Exercise goal
Work out how many lines in the data hold the word "days", and reply with that number only.

Supplied information

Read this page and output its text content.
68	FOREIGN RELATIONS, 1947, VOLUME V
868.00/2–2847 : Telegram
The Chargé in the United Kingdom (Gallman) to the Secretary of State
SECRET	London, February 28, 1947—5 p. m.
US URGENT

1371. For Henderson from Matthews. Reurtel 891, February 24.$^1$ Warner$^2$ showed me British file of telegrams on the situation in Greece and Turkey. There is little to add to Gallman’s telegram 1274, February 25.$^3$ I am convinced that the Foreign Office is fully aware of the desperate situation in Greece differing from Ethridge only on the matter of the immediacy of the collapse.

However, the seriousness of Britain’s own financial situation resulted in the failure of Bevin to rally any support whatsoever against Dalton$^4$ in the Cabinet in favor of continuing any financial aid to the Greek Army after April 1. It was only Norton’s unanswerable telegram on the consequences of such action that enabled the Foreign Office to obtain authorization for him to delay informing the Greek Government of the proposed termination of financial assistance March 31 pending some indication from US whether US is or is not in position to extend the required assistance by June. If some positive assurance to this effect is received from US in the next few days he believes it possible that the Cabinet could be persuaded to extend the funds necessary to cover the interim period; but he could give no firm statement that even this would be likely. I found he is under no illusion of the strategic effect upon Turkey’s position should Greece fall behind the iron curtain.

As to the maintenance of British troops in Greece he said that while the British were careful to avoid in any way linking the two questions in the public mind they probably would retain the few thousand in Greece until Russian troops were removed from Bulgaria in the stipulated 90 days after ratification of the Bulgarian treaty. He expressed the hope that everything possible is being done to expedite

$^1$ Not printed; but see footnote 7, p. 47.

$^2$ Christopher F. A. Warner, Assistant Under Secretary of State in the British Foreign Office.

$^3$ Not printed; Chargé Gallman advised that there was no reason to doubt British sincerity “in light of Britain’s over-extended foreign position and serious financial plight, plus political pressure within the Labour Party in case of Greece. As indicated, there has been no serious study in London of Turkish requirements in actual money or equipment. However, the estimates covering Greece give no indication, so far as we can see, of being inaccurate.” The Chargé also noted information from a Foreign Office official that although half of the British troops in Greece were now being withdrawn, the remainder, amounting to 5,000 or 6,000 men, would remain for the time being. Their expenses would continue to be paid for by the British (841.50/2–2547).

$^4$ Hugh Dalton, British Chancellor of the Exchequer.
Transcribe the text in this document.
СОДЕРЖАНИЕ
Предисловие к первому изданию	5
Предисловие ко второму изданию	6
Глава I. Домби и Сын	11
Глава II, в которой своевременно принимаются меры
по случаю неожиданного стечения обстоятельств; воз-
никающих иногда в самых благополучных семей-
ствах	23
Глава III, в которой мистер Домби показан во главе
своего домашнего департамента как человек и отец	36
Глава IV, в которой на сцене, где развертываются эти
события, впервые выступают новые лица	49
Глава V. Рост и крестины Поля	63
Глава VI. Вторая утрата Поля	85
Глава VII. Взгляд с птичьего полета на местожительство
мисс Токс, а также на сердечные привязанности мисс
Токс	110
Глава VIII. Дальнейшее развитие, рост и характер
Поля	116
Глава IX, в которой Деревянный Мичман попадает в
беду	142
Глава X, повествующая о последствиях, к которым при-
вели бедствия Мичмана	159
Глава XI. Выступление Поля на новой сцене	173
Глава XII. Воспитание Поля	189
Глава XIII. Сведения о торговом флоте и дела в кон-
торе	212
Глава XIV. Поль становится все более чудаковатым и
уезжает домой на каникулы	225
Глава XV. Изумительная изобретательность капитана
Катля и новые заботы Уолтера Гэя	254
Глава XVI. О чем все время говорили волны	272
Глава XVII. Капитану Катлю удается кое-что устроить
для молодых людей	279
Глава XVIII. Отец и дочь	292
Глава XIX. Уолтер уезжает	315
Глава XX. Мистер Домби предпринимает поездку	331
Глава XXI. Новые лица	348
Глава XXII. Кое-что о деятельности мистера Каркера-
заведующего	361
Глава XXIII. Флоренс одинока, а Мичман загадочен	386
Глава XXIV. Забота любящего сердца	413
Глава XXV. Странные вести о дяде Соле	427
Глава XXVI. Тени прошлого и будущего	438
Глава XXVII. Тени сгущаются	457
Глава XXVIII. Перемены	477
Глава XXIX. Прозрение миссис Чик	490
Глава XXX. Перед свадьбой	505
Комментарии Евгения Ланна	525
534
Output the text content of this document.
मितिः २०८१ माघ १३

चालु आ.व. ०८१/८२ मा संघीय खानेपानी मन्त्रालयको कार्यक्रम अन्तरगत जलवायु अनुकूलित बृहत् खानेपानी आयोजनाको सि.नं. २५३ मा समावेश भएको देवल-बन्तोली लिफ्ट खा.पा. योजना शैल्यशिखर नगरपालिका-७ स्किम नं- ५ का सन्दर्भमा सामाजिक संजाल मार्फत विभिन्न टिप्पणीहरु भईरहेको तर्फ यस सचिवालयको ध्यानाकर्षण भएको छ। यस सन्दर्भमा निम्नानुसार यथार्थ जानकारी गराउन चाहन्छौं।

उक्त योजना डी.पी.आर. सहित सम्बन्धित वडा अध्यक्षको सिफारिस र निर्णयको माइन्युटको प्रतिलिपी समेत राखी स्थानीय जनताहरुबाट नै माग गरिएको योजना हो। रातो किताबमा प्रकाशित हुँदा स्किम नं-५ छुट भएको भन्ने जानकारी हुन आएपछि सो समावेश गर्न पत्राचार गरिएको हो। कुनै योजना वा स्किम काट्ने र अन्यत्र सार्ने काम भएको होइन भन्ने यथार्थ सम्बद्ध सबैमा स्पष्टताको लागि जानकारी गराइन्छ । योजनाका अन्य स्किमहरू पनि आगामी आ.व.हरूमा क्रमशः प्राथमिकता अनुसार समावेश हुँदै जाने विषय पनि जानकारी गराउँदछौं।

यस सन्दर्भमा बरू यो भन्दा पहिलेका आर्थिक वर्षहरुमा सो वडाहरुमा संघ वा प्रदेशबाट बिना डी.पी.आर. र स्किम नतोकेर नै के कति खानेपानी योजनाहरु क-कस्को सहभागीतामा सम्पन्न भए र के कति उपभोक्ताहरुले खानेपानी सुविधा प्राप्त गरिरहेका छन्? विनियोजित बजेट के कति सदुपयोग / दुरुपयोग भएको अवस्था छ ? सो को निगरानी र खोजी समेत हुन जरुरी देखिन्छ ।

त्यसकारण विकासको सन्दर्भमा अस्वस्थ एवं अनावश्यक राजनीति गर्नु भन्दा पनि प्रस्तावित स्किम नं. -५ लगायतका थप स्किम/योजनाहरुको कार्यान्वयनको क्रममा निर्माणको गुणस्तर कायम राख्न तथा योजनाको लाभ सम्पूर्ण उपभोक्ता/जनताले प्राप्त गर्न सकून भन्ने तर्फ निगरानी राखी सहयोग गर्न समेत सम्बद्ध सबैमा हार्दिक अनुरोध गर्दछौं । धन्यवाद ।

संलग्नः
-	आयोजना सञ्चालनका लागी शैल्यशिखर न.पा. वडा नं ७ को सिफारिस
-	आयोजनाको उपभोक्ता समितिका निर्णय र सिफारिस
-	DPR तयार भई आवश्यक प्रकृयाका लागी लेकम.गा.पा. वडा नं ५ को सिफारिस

Task output
2